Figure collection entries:

^^^^^^^^^^^^^^^^

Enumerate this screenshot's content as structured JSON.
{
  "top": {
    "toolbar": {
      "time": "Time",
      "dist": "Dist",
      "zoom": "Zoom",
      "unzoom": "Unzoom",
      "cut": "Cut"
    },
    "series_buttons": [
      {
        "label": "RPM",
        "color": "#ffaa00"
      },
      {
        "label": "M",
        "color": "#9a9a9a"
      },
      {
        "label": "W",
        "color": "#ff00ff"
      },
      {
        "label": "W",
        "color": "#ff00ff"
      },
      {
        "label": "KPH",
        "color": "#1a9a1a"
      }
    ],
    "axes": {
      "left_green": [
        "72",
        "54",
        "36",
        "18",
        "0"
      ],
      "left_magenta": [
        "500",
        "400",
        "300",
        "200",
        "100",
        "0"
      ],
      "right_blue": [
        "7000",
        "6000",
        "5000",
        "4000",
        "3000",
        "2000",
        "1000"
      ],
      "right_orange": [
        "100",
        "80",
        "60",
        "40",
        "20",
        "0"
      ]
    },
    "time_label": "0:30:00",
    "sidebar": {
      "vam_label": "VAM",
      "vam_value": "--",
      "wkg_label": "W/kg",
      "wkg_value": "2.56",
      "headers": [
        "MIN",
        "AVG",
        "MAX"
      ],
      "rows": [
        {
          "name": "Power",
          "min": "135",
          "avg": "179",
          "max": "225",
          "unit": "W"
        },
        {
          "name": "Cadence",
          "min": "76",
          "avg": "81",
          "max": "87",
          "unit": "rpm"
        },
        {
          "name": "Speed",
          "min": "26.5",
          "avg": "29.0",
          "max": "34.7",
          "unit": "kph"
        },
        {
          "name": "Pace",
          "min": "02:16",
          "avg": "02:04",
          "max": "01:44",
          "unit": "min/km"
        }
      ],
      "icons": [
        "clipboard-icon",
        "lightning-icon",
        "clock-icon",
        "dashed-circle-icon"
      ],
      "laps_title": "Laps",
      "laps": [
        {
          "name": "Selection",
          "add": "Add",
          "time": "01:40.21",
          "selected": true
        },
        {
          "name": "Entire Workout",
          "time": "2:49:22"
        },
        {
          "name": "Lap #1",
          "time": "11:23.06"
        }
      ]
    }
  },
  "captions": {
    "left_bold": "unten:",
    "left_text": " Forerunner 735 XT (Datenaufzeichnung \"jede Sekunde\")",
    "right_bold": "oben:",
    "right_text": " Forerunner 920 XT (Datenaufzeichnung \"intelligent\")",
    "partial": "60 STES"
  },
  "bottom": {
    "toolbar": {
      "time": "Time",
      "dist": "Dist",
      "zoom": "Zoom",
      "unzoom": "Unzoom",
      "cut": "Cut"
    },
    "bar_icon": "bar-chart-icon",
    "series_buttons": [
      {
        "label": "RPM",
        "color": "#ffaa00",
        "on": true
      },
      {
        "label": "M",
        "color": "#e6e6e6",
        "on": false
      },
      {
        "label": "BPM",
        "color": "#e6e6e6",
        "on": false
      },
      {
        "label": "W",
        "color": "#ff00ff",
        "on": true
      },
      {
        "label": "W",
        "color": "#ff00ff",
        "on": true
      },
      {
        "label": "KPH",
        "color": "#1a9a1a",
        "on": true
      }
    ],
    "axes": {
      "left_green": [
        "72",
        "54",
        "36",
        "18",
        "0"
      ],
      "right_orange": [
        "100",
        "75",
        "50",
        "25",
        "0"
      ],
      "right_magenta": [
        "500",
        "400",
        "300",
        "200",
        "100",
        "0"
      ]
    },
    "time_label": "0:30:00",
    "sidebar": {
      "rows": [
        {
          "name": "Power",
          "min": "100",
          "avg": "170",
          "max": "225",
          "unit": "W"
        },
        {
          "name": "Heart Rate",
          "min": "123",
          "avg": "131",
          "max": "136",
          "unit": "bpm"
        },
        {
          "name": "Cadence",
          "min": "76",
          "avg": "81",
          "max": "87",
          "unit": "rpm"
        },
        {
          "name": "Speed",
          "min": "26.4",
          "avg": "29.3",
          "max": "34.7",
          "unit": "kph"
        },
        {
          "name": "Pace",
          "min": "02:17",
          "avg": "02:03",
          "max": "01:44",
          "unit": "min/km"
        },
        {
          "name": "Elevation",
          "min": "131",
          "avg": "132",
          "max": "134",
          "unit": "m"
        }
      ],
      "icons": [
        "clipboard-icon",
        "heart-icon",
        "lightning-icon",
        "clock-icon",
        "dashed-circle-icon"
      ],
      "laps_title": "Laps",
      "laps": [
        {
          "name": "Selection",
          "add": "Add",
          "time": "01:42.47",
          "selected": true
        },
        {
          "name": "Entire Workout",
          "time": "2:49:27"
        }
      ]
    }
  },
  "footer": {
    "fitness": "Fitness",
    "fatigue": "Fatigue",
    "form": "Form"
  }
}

^^^^^^^^^^^^^^^^

TASK DETAILS: Could you transcribe the records in full, exactly?

CORRECT RESULT:
Enumerate this screenshot's content as structured JSON.
{
  "top": {
    "toolbar": {
      "time": "Time",
      "dist": "Dist",
      "zoom": "Zoom",
      "unzoom": "Unzoom",
      "cut": "Cut"
    },
    "series_buttons": [
      {
        "label": "RPM",
        "color": "#ffaa00"
      },
      {
        "label": "M",
        "color": "#9a9a9a"
      },
      {
        "label": "W",
        "color": "#ff00ff"
      },
      {
        "label": "W",
        "color": "#ff00ff"
      },
      {
        "label": "KPH",
        "color": "#1a9a1a"
      }
    ],
    "axes": {
      "left_green": [
        "72",
        "54",
        "36",
        "18",
        "0"
      ],
      "left_magenta": [
        "500",
        "400",
        "300",
        "200",
        "100",
        "0"
      ],
      "right_blue": [
        "7000",
        "6000",
        "5000",
        "4000",
        "3000",
        "2000",
        "1000"
      ],
      "right_orange": [
        "100",
        "80",
        "60",
        "40",
        "20",
        "0"
      ]
    },
    "time_label": "0:30:00",
    "sidebar": {
      "vam_label": "VAM",
      "vam_value": "--",
      "wkg_label": "W/kg",
      "wkg_value": "2.56",
      "headers": [
        "MIN",
        "AVG",
        "MAX"
      ],
      "rows": [
        {
          "name": "Power",
          "min": "135",
          "avg": "179",
          "max": "225",
          "unit": "W"
        },
        {
          "name": "Cadence",
          "min": "76",
          "avg": "81",
          "max": "87",
          "unit": "rpm"
        },
        {
          "name": "Speed",
          "min": "26.5",
          "avg": "29.0",
          "max": "34.7",
          "unit": "kph"
        },
        {
          "name": "Pace",
          "min": "02:16",
          "avg": "02:04",
          "max": "01:44",
          "unit": "min/km"
        }
      ],
      "icons": [
        "clipboard-icon",
        "lightning-icon",
        "clock-icon",
        "dashed-circle-icon"
      ],
      "laps_title": "Laps",
      "laps": [
        {
          "name": "Selection",
          "add": "Add",
          "time": "01:40.21",
          "selected": true
        },
        {
          "name": "Entire Workout",
          "time": "2:49:22"
        },
        {
          "name": "Lap #1",
          "time": "11:23.06"
        }
      ]
    }
  },
  "captions": {
    "left_bold": "unten:",
    "left_text": " Forerunner 735 XT (Datenaufzeichnung \"jede Sekunde\")",
    "right_bold": "oben:",
    "right_text": " Forerunner 920 XT (Datenaufzeichnung \"intelligent\")",
    "partial": "60 STES"
  },
  "bottom": {
    "toolbar": {
      "time": "Time",
      "dist": "Dist",
      "zoom": "Zoom",
      "unzoom": "Unzoom",
      "cut": "Cut"
    },
    "bar_icon": "bar-chart-icon",
    "series_buttons": [
      {
        "label": "RPM",
        "color": "#ffaa00",
        "on": true
      },
      {
        "label": "M",
        "color": "#e6e6e6",
        "on": false
      },
      {
        "label": "BPM",
        "color": "#e6e6e6",
        "on": false
      },
      {
        "label": "W",
        "color": "#ff00ff",
        "on": true
      },
      {
        "label": "W",
        "color": "#ff00ff",
        "on": true
      },
      {
        "label": "KPH",
        "color": "#1a9a1a",
        "on": true
      }
    ],
    "axes": {
      "left_green": [
        "72",
        "54",
        "36",
        "18",
        "0"
      ],
      "right_orange": [
        "100",
        "75",
        "50",
        "25",
        "0"
      ],
      "right_magenta": [
        "500",
        "400",
        "300",
        "200",
        "100",
        "0"
      ]
    },
    "time_label": "0:30:00",
    "sidebar": {
      "rows": [
        {
          "name": "Power",
          "min": "100",
          "avg": "170",
          "max": "225",
          "unit": "W"
        },
        {
          "name": "Heart Rate",
          "min": "123",
          "avg": "131",
          "max": "136",
          "unit": "bpm"
        },
        {
          "name": "Cadence",
          "min": "76",
          "avg": "81",
          "max": "87",
          "unit": "rpm"
        },
        {
          "name": "Speed",
          "min": "26.4",
          "avg": "29.3",
          "max": "34.7",
          "unit": "kph"
        },
        {
          "name": "Pace",
          "min": "02:17",
          "avg": "02:03",
          "max": "01:44",
          "unit": "min/km"
        },
        {
          "name": "Elevation",
          "min": "131",
          "avg": "132",
          "max": "134",
          "unit": "m"
        }
      ],
      "icons": [
        "clipboard-icon",
        "heart-icon",
        "lightning-icon",
        "clock-icon",
        "dashed-circle-icon"
      ],
      "laps_title": "Laps",
      "laps": [
        {
          "name": "Selection",
          "add": "Add",
          "time": "01:42.47",
          "selected": true
        },
        {
          "name": "Entire Workout",
          "time": "2:49:27"
        }
      ]
    }
  },
  "footer": {
    "fitness": "Fitness",
    "fatigue": "Fatigue",
    "form": "Form"
  }
}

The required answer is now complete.